Records from a dataset:
-- start --

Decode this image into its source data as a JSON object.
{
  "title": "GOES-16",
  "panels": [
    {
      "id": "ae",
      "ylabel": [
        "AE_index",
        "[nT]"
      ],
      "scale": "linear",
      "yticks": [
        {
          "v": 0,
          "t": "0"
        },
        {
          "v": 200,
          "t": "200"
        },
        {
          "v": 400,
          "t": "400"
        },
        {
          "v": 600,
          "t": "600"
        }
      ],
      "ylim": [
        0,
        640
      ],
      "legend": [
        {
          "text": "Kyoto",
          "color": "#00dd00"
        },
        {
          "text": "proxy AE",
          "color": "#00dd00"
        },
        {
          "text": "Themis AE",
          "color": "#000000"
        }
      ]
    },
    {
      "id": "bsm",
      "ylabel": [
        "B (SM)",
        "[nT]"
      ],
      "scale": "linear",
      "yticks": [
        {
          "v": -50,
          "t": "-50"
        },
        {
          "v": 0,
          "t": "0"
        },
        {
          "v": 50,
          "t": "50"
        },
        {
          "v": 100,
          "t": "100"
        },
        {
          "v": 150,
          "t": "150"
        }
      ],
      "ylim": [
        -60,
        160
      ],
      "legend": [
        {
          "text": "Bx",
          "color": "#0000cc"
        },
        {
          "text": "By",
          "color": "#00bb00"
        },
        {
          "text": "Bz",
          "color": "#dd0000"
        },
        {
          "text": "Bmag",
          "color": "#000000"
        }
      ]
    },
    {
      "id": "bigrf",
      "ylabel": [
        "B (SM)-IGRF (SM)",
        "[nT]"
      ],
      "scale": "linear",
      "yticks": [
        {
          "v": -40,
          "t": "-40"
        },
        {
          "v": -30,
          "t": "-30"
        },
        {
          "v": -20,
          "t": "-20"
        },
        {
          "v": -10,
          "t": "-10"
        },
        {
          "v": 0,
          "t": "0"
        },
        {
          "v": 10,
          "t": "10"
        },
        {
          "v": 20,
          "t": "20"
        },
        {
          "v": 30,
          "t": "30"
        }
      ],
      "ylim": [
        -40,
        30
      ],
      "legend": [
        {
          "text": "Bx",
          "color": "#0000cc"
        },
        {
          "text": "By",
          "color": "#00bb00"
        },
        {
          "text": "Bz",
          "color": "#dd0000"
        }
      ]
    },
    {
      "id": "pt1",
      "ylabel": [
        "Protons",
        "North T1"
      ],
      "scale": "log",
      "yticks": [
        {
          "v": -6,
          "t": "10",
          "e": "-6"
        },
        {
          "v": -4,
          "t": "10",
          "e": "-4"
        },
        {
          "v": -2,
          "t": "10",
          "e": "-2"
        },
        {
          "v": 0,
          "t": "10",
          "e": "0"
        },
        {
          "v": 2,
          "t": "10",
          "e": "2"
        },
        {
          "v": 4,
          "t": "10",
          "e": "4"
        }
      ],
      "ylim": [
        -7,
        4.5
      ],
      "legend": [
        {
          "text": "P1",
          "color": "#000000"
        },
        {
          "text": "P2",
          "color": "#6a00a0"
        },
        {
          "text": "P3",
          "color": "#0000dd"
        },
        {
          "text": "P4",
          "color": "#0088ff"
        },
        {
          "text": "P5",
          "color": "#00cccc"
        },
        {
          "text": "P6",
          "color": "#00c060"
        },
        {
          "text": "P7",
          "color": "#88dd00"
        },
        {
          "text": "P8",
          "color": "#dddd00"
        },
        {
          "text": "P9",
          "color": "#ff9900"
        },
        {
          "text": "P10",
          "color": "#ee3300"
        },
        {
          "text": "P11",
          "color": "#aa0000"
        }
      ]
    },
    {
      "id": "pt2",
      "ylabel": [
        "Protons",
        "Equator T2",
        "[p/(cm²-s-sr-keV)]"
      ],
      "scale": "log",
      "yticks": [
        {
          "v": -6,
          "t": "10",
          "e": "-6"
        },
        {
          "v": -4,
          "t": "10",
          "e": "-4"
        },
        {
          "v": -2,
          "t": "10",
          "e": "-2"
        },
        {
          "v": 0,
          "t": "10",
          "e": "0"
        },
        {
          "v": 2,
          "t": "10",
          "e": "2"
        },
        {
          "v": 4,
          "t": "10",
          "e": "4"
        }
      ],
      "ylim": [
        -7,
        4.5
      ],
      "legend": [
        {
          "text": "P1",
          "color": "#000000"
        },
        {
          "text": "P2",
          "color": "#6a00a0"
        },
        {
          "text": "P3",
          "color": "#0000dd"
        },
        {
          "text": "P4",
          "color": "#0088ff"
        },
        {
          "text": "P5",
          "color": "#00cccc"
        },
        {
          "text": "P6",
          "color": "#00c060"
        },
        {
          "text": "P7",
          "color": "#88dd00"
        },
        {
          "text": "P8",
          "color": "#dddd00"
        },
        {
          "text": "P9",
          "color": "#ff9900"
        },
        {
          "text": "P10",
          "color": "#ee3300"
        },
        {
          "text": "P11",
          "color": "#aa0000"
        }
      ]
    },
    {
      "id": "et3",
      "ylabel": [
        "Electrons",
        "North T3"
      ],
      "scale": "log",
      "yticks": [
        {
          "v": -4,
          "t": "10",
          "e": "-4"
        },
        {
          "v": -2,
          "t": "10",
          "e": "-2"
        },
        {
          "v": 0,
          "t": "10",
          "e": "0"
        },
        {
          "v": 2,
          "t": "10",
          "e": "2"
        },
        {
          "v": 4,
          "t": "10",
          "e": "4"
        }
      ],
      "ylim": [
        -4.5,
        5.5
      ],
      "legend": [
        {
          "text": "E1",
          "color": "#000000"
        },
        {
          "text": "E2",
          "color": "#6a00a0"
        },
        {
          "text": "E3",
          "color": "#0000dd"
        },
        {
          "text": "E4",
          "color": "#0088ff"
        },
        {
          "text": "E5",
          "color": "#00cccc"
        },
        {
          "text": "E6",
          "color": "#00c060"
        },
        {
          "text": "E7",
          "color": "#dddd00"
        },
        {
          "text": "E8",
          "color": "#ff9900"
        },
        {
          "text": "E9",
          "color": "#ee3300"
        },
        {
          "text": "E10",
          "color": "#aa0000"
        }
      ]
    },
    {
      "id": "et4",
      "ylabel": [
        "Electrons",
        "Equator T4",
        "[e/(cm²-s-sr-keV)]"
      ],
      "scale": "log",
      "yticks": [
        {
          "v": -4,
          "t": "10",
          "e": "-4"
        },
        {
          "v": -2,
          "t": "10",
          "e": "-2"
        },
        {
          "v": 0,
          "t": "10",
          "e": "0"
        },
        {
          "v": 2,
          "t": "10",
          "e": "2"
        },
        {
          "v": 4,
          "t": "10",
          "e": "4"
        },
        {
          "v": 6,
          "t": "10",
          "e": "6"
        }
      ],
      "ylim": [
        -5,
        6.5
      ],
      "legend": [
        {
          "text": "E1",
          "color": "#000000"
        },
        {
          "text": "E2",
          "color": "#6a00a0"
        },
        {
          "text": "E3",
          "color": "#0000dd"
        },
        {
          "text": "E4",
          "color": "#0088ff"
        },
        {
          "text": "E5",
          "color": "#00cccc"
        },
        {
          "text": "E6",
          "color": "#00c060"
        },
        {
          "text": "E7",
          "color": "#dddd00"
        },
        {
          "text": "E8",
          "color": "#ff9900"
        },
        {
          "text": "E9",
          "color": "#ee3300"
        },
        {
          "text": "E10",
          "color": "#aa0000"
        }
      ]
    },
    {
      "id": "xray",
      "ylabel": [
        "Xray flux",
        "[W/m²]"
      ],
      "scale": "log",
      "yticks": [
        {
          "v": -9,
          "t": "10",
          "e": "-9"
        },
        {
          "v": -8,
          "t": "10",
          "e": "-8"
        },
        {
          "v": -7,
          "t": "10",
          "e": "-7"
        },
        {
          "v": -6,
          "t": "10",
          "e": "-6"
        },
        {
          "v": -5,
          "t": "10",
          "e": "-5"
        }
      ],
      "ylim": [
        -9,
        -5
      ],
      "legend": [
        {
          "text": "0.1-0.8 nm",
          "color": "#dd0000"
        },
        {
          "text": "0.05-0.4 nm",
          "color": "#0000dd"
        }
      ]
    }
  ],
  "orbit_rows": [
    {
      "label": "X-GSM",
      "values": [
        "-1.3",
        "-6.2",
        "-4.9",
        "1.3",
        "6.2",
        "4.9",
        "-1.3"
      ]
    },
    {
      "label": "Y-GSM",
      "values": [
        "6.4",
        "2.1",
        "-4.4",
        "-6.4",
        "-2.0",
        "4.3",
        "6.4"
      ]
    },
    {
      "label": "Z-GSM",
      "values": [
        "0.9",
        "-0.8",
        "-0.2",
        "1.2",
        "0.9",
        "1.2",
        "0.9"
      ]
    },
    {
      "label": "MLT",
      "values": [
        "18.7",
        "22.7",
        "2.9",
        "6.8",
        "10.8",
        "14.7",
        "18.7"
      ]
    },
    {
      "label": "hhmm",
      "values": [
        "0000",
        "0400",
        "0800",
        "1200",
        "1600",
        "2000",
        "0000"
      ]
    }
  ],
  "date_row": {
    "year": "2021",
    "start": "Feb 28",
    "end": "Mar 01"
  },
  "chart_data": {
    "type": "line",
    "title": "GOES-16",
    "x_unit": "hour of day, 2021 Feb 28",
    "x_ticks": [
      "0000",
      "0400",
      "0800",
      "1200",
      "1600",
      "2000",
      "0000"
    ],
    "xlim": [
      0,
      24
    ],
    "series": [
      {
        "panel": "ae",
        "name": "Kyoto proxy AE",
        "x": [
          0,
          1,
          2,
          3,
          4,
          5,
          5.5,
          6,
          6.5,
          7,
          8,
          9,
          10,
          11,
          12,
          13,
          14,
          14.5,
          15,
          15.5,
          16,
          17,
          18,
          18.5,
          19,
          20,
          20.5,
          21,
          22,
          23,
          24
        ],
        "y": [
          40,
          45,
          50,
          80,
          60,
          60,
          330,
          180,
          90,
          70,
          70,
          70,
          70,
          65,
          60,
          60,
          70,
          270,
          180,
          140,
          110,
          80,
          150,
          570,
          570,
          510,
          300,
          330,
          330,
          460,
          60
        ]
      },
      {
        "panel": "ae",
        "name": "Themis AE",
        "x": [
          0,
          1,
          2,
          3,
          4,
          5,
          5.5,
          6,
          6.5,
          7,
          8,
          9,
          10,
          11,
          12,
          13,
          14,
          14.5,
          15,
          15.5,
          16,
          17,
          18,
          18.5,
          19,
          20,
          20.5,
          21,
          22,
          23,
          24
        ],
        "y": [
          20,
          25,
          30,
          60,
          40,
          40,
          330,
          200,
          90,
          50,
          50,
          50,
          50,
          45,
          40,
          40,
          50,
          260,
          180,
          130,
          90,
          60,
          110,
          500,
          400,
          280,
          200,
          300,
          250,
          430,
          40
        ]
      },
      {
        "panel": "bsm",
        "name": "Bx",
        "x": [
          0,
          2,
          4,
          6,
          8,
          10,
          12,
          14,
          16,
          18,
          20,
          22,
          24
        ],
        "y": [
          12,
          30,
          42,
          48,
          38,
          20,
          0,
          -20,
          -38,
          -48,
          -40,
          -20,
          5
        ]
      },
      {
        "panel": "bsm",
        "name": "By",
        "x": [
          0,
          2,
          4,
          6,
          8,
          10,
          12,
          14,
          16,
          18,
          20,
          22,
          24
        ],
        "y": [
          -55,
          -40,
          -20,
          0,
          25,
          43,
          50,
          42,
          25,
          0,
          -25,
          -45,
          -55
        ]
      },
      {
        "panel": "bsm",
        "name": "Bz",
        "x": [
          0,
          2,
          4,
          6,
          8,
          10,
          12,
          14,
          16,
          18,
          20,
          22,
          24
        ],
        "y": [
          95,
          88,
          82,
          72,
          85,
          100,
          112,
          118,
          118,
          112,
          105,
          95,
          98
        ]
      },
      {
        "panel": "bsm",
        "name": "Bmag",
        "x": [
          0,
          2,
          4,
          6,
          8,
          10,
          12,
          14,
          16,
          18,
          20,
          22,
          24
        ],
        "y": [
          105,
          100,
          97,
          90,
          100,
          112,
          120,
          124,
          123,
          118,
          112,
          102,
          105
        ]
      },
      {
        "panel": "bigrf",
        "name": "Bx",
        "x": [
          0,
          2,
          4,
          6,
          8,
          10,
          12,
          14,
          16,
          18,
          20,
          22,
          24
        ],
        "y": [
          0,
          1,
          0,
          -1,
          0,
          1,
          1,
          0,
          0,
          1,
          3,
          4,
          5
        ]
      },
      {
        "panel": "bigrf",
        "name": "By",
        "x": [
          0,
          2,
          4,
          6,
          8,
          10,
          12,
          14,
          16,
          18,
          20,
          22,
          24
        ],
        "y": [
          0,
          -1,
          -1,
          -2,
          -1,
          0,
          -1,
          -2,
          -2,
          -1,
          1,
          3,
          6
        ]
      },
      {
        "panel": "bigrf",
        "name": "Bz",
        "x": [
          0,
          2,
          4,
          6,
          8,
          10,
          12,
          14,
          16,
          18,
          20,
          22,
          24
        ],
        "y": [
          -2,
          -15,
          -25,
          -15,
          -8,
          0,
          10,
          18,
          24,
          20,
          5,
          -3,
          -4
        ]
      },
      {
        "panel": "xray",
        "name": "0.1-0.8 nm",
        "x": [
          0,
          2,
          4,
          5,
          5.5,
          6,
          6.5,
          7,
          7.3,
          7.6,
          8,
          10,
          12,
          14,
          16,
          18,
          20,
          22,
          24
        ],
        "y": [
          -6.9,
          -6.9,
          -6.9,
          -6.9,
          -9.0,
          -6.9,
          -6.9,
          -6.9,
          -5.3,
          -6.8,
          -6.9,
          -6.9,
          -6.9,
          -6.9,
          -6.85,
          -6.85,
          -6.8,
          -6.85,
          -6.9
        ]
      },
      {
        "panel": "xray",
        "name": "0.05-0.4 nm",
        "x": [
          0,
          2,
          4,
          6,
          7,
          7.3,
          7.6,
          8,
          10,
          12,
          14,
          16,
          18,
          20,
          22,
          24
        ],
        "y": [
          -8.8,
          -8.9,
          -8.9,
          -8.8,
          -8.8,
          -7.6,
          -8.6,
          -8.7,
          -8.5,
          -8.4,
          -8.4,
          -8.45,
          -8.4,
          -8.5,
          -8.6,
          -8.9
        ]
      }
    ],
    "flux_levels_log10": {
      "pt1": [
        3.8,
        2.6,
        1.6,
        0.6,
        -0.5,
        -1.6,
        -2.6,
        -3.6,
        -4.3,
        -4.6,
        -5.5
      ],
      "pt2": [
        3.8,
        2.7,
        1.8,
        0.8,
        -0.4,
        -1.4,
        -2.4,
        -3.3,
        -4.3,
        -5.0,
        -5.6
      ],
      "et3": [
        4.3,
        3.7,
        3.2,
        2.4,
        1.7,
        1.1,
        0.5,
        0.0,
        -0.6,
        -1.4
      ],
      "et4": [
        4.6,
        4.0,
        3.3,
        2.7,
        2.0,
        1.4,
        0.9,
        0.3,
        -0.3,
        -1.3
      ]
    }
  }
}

-- end --

What needs to be done:
Every line in the data that holds "name" should be copied out.

Complete output:
        "name": "Kyoto proxy AE",
        "name": "Themis AE",
        "name": "Bx",
        "name": "By",
        "name": "Bz",
        "name": "Bmag",
        "name": "Bx",
        "name": "By",
        "name": "Bz",
        "name": "0.1-0.8 nm",
        "name": "0.05-0.4 nm",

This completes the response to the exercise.